EXERCISE DETAILS
Your task is to copy every line of the records below that contains "điều".

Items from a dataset
## start
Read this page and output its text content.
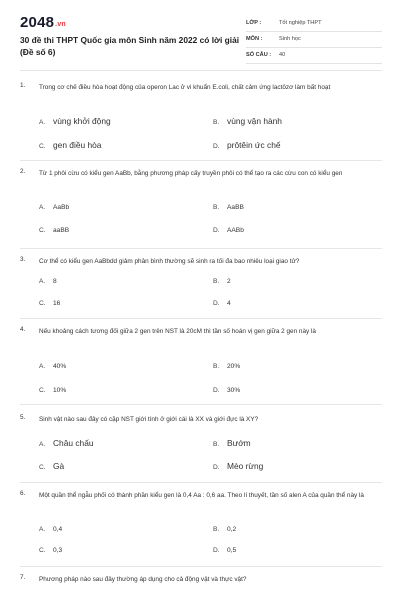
2048.vn
30 đề thi THPT Quốc gia môn Sinh năm 2022 có lời giải (Đề số 6)
LỚP :	Tốt nghiệp THPT
MÔN :	Sinh học
SỐ CÂU : 40
1. Trong cơ chế điều hòa hoạt động của operon Lac ở vi khuẩn E.coli, chất cảm ứng lactôzơ làm bất hoạt
A. vùng khởi động	B. vùng vận hành
C. gen điều hòa	D. prôtêin ức chế
2. Từ 1 phôi cừu có kiểu gen AaBb, bằng phương pháp cấy truyền phôi có thể tạo ra các cừu con có kiểu gen
A. AaBb	B. AaBB
C. aaBB	D. AABb
3. Cơ thể có kiểu gen AaBbdd giảm phân bình thường sẽ sinh ra tối đa bao nhiêu loại giao tử?
A. 8	B. 2
C. 16	D. 4
4. Nếu khoảng cách tương đối giữa 2 gen trên NST là 20cM thì tần số hoán vị gen giữa 2 gen này là
A. 40%	B. 20%
C. 10%	D. 30%
5. Sinh vật nào sau đây có cặp NST giới tính ở giới cái là XX và giới đực là XY?
A. Châu chấu	B. Bướm
C. Gà	D. Mèo rừng
6. Một quần thể ngẫu phối có thành phần kiểu gen là 0,4 Aa : 0,6 aa. Theo lí thuyết, tần số alen A của quần thể này là
A. 0,4	B. 0,2
C. 0,3	D. 0,5
7. Phương pháp nào sau đây thường áp dụng cho cả động vật và thực vật?
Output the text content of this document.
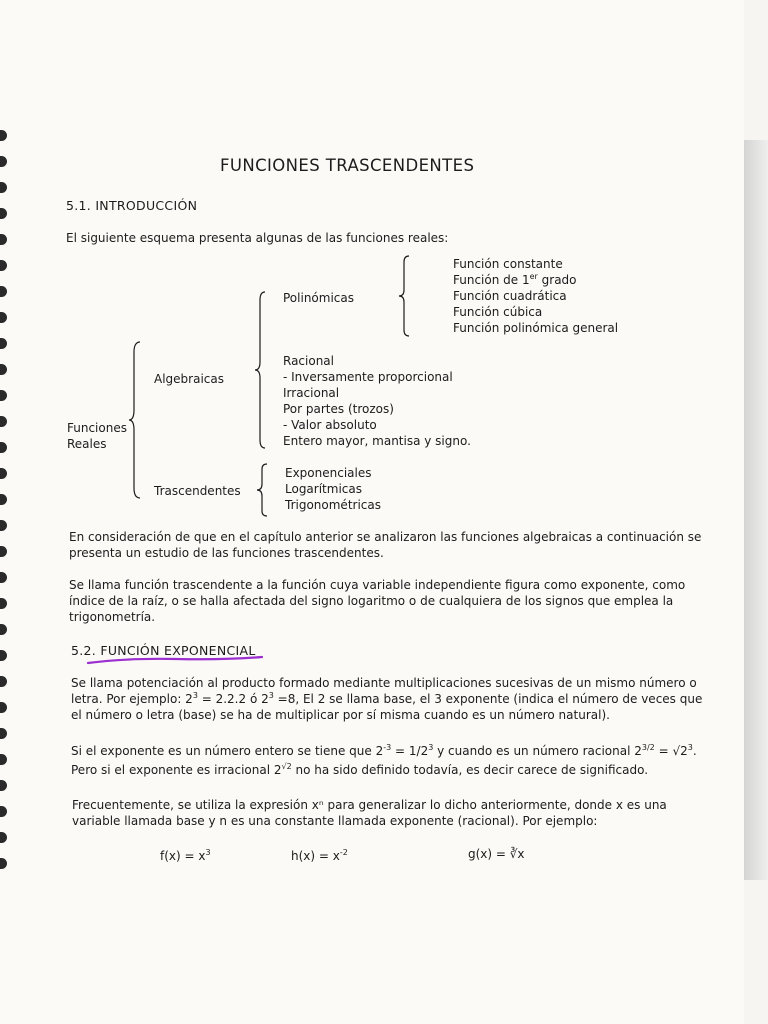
FUNCIONES TRASCENDENTES
5.1. INTRODUCCIÓN
El siguiente esquema presenta algunas de las funciones reales:
Funciones
Reales
Algebraicas
Trascendentes
Polinómicas
Función constante
Función de 1er grado
Función cuadrática
Función cúbica
Función polinómica general
Racional
- Inversamente proporcional
Irracional
Por partes (trozos)
- Valor absoluto
Entero mayor, mantisa y signo.
Exponenciales
Logarítmicas
Trigonométricas
En consideración de que en el capítulo anterior se analizaron las funciones algebraicas a continuación se
presenta un estudio de las funciones trascendentes.
Se llama función trascendente a la función cuya variable independiente figura como exponente, como
índice de la raíz, o se halla afectada del signo logaritmo o de cualquiera de los signos que emplea la
trigonometría.
5.2. FUNCIÓN EXPONENCIAL
Se llama potenciación al producto formado mediante multiplicaciones sucesivas de un mismo número o
letra. Por ejemplo: $2^3 = 2.2.2$ ó $2^3 =8$, El 2 se llama base, el 3 exponente (indica el número de veces que
el número o letra (base) se ha de multiplicar por sí misma cuando es un número natural).
Si el exponente es un número entero se tiene que $2^{-3} = 1/2^3$ y cuando es un número racional $2^{3/2} = √2^3$.
Pero si el exponente es irracional $2^{√2}$ no ha sido definido todavía, es decir carece de significado.
Frecuentemente, se utiliza la expresión xⁿ para generalizar lo dicho anteriormente, donde x es una
variable llamada base y n es una constante llamada exponente (racional). Por ejemplo:
$f(x) = x^3$	$h(x) = x^{-2}$	g(x) = ∛x
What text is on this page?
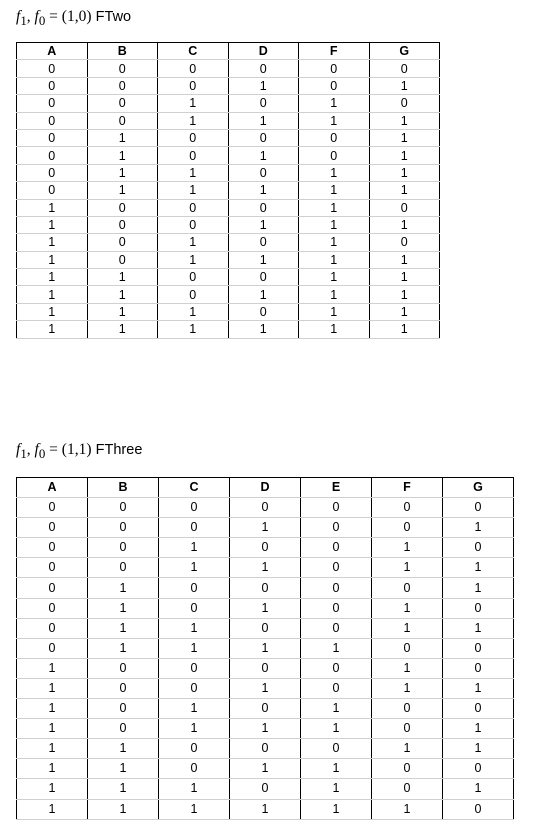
$f_1$, $f_0 = (1,0)$ FTwo
A	B	C	D	F	G
0	0	0	0	0	0
0	0	0	1	0	1
0	0	1	0	1	0
0	0	1	1	1	1
0	1	0	0	0	1
0	1	0	1	0	1
0	1	1	0	1	1
0	1	1	1	1	1
1	0	0	0	1	0
1	0	0	1	1	1
1	0	1	0	1	0
1	0	1	1	1	1
1	1	0	0	1	1
1	1	0	1	1	1
1	1	1	0	1	1
1	1	1	1	1	1
$f_1$, $f_0 = (1,1)$ FThree
A	B	C	D	E	F	G
0	0	0	0	0	0	0
0	0	0	1	0	0	1
0	0	1	0	0	1	0
0	0	1	1	0	1	1
0	1	0	0	0	0	1
0	1	0	1	0	1	0
0	1	1	0	0	1	1
0	1	1	1	1	0	0
1	0	0	0	0	1	0
1	0	0	1	0	1	1
1	0	1	0	1	0	0
1	0	1	1	1	0	1
1	1	0	0	0	1	1
1	1	0	1	1	0	0
1	1	1	0	1	0	1
1	1	1	1	1	1	0
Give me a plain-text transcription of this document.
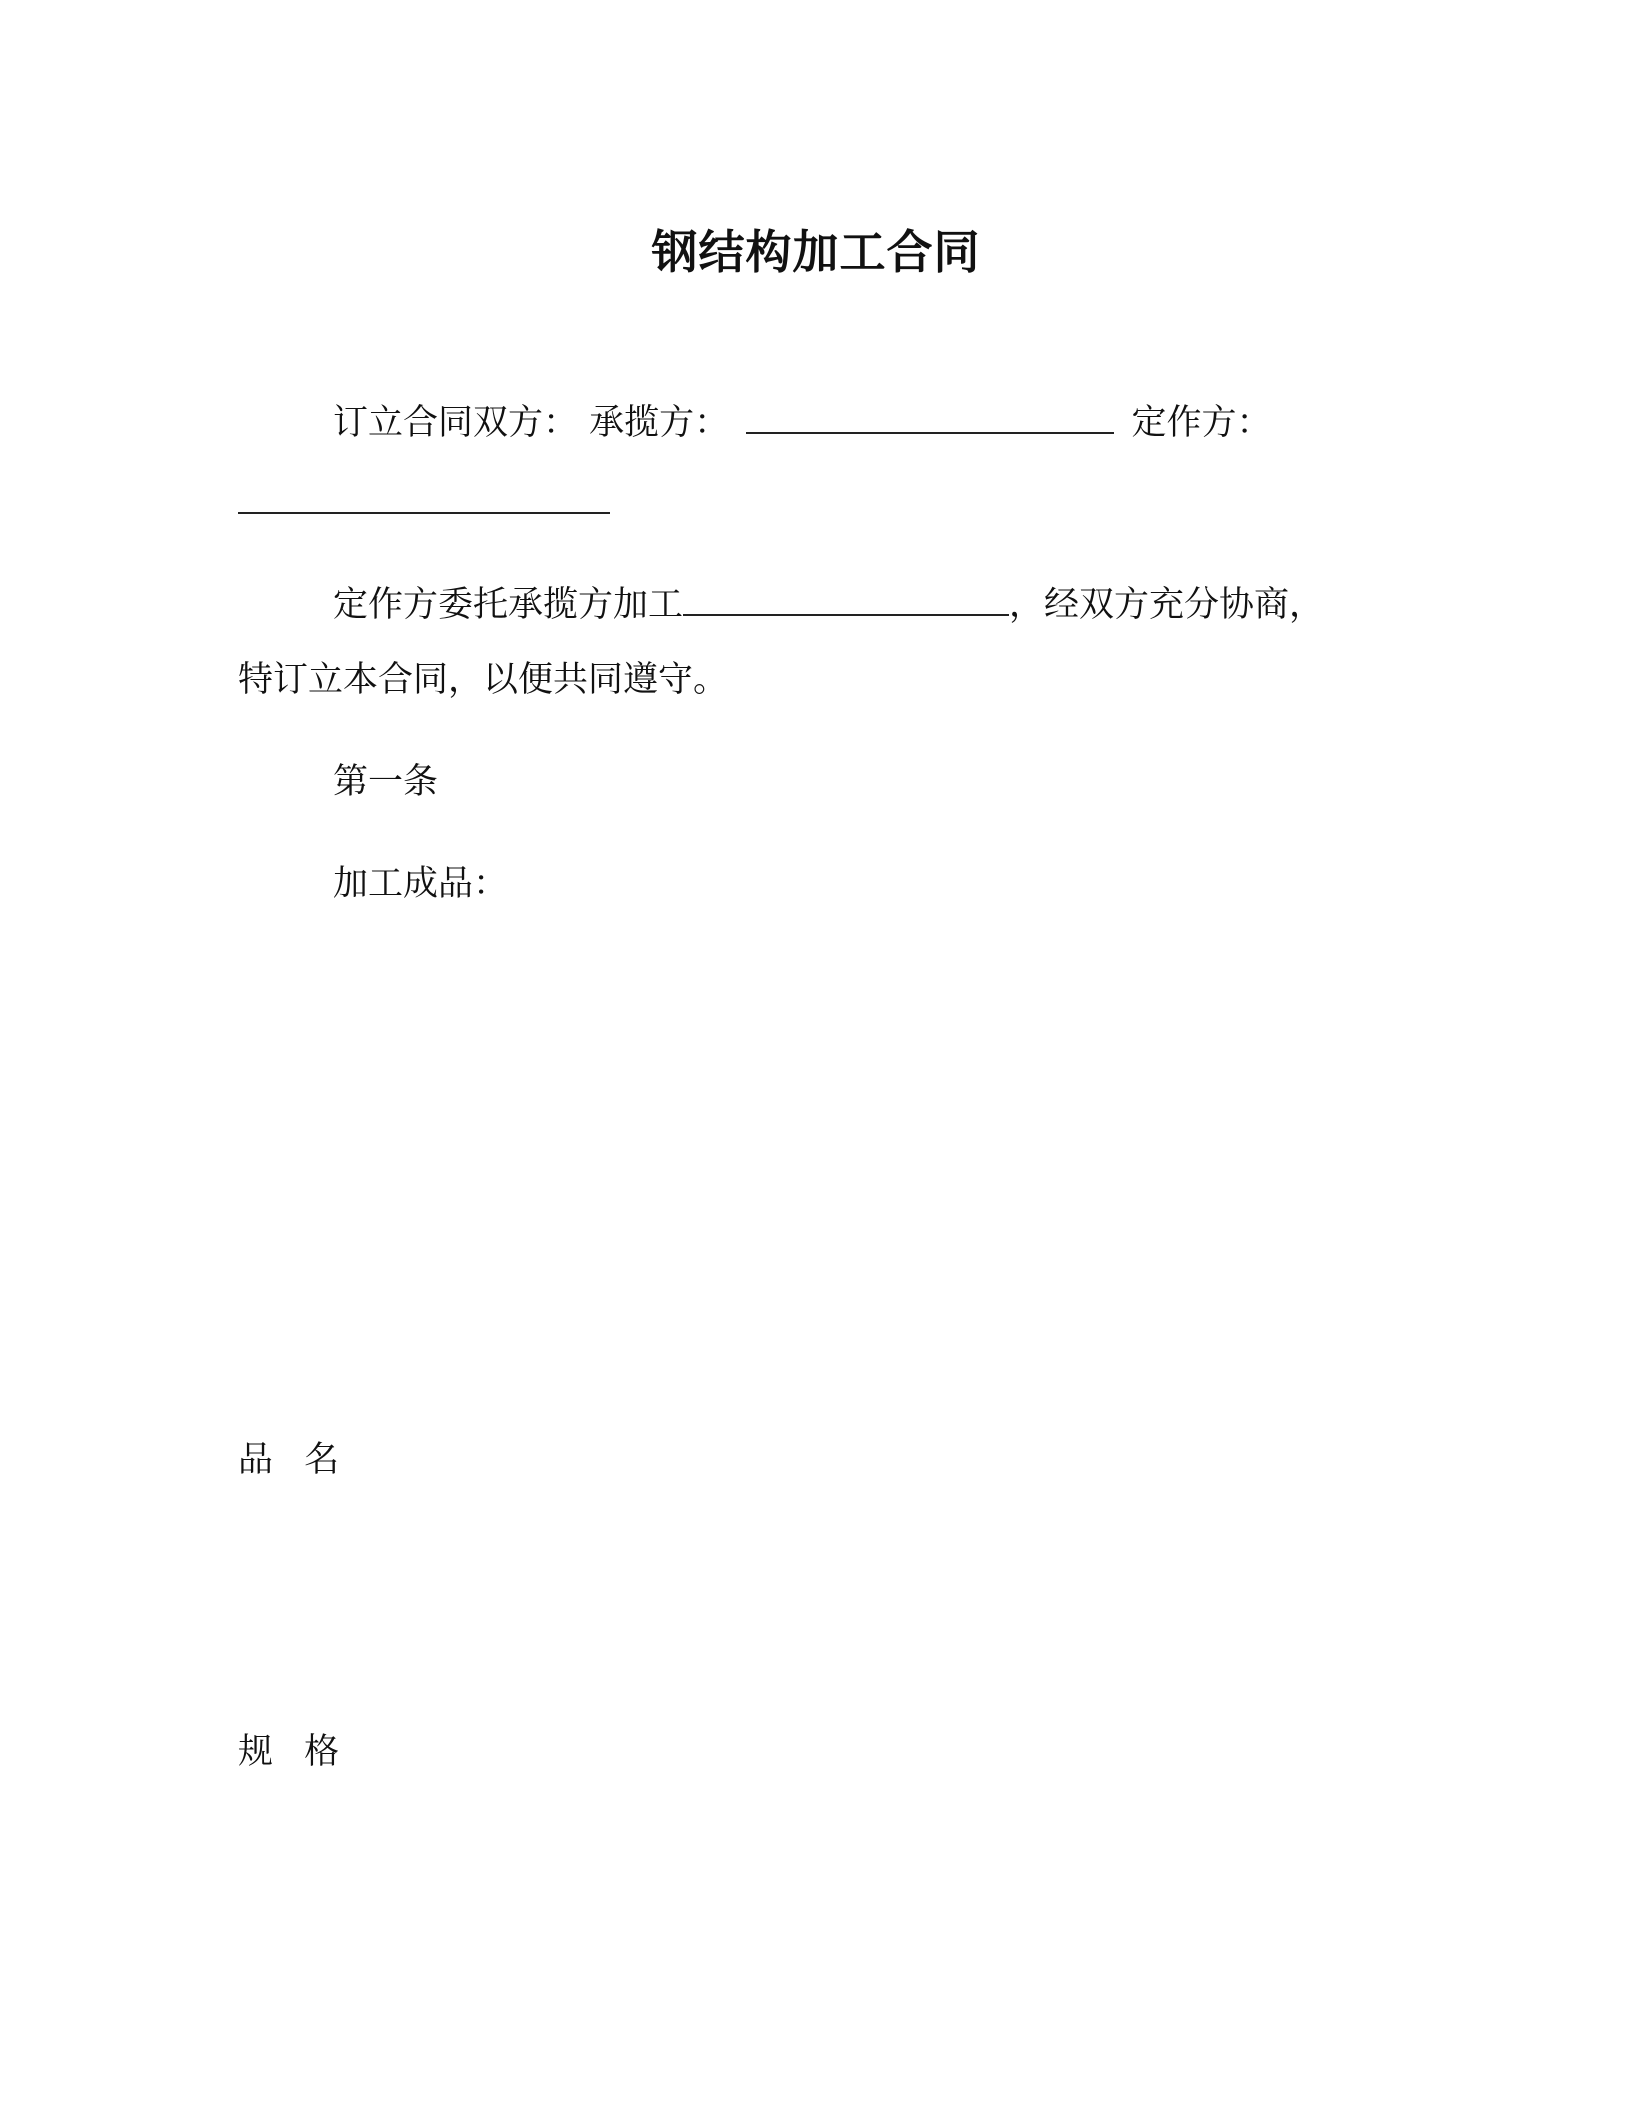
钢结构加工合同
订立合同双方： 承揽方：	定作方：
定作方委托承揽方加工	，经双方充分协商，
特订立本合同，以便共同遵守。
第一条
加工成品：
品 名
规 格
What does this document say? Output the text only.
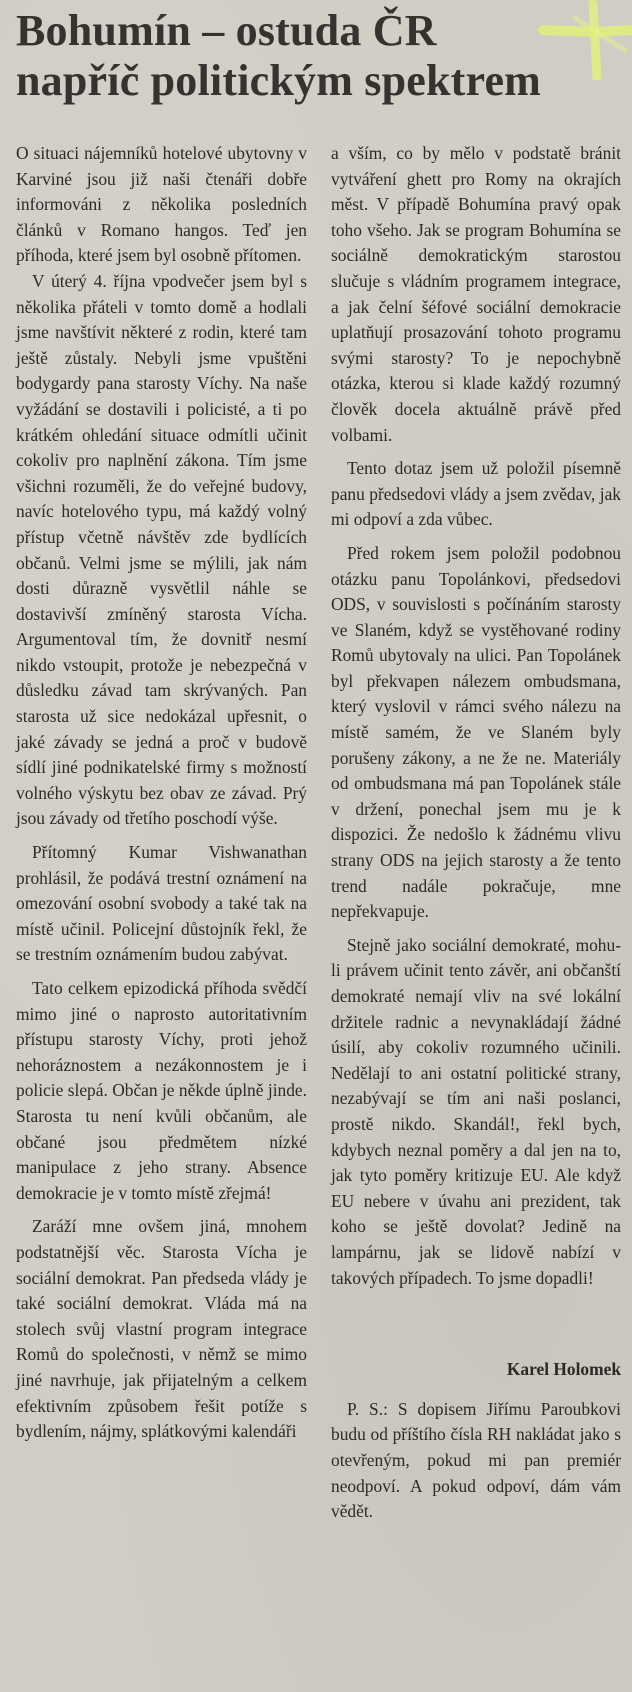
Bohumín – ostuda ČR
napříč politickým spektrem

O situaci nájemníků hotelové ubytovny v Karviné jsou již naši čtenáři dobře informováni z několika posledních článků v Romano hangos. Teď jen příhoda, které jsem byl osobně přítomen.

V úterý 4. října vpodvečer jsem byl s několika přáteli v tomto domě a hodlali jsme navštívit některé z rodin, které tam ještě zůstaly. Nebyli jsme vpuštěni bodygardy pana starosty Víchy. Na naše vyžádání se dostavili i policisté, a ti po krátkém ohledání situace odmítli učinit cokoliv pro naplnění zákona. Tím jsme všichni rozuměli, že do veřejné budovy, navíc hotelového typu, má každý volný přístup včetně návštěv zde bydlících občanů. Velmi jsme se mýlili, jak nám dosti důrazně vysvětlil náhle se dostavivší zmíněný starosta Vícha. Argumentoval tím, že dovnitř nesmí nikdo vstoupit, protože je nebezpečná v důsledku závad tam skrývaných. Pan starosta už sice nedokázal upřesnit, o jaké závady se jedná a proč v budově sídlí jiné podnikatelské firmy s možností volného výskytu bez obav ze závad. Prý jsou závady od třetího poschodí výše.

Přítomný Kumar Vishwanathan prohlásil, že podává trestní oznámení na omezování osobní svobody a také tak na místě učinil. Policejní důstojník řekl, že se trestním oznámením budou zabývat.

Tato celkem epizodická příhoda svědčí mimo jiné o naprosto autoritativním přístupu starosty Víchy, proti jehož nehoráznostem a nezákonnostem je i policie slepá. Občan je někde úplně jinde. Starosta tu není kvůli občanům, ale občané jsou předmětem nízké manipulace z jeho strany. Absence demokracie je v tomto místě zřejmá!

Zaráží mne ovšem jiná, mnohem podstatnější věc. Starosta Vícha je sociální demokrat. Pan předseda vlády je také sociální demokrat. Vláda má na stolech svůj vlastní program integrace Romů do společnosti, v němž se mimo jiné navrhuje, jak přijatelným a celkem efektivním způsobem řešit potíže s bydlením, nájmy, splátkovými kalendáři

a vším, co by mělo v podstatě bránit vytváření ghett pro Romy na okrajích měst. V případě Bohumína pravý opak toho všeho. Jak se program Bohumína se sociálně demokratickým starostou slučuje s vládním programem integrace, a jak čelní šéfové sociální demokracie uplatňují prosazování tohoto programu svými starosty? To je nepochybně otázka, kterou si klade každý rozumný člověk docela aktuálně právě před volbami.

Tento dotaz jsem už položil písemně panu předsedovi vlády a jsem zvědav, jak mi odpoví a zda vůbec.

Před rokem jsem položil podobnou otázku panu Topolánkovi, předsedovi ODS, v souvislosti s počínáním starosty ve Slaném, když se vystěhované rodiny Romů ubytovaly na ulici. Pan Topolánek byl překvapen nálezem ombudsmana, který vyslovil v rámci svého nálezu na místě samém, že ve Slaném byly porušeny zákony, a ne že ne. Materiály od ombudsmana má pan Topolánek stále v držení, ponechal jsem mu je k dispozici. Že nedošlo k žádnému vlivu strany ODS na jejich starosty a že tento trend nadále pokračuje, mne nepřekvapuje.

Stejně jako sociální demokraté, mohu-li právem učinit tento závěr, ani občanští demokraté nemají vliv na své lokální držitele radnic a nevynakládají žádné úsilí, aby cokoliv rozumného učinili. Nedělají to ani ostatní politické strany, nezabývají se tím ani naši poslanci, prostě nikdo. Skandál!, řekl bych, kdybych neznal poměry a dal jen na to, jak tyto poměry kritizuje EU. Ale když EU nebere v úvahu ani prezident, tak koho se ještě dovolat? Jedině na lampárnu, jak se lidově nabízí v takových případech. To jsme dopadli!

Karel Holomek

P. S.: S dopisem Jiřímu Paroubkovi budu od příštího čísla RH nakládat jako s otevřeným, pokud mi pan premiér neodpoví. A pokud odpoví, dám vám vědět.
## end
ANSWER FOR THE TASK
1. Trong cơ chế điều hòa hoạt động của operon Lac ở vi khuẩn E.coli, chất cảm ứng lactôzơ làm bất hoạt
C. gen điều hòa	D. prôtêin ức chế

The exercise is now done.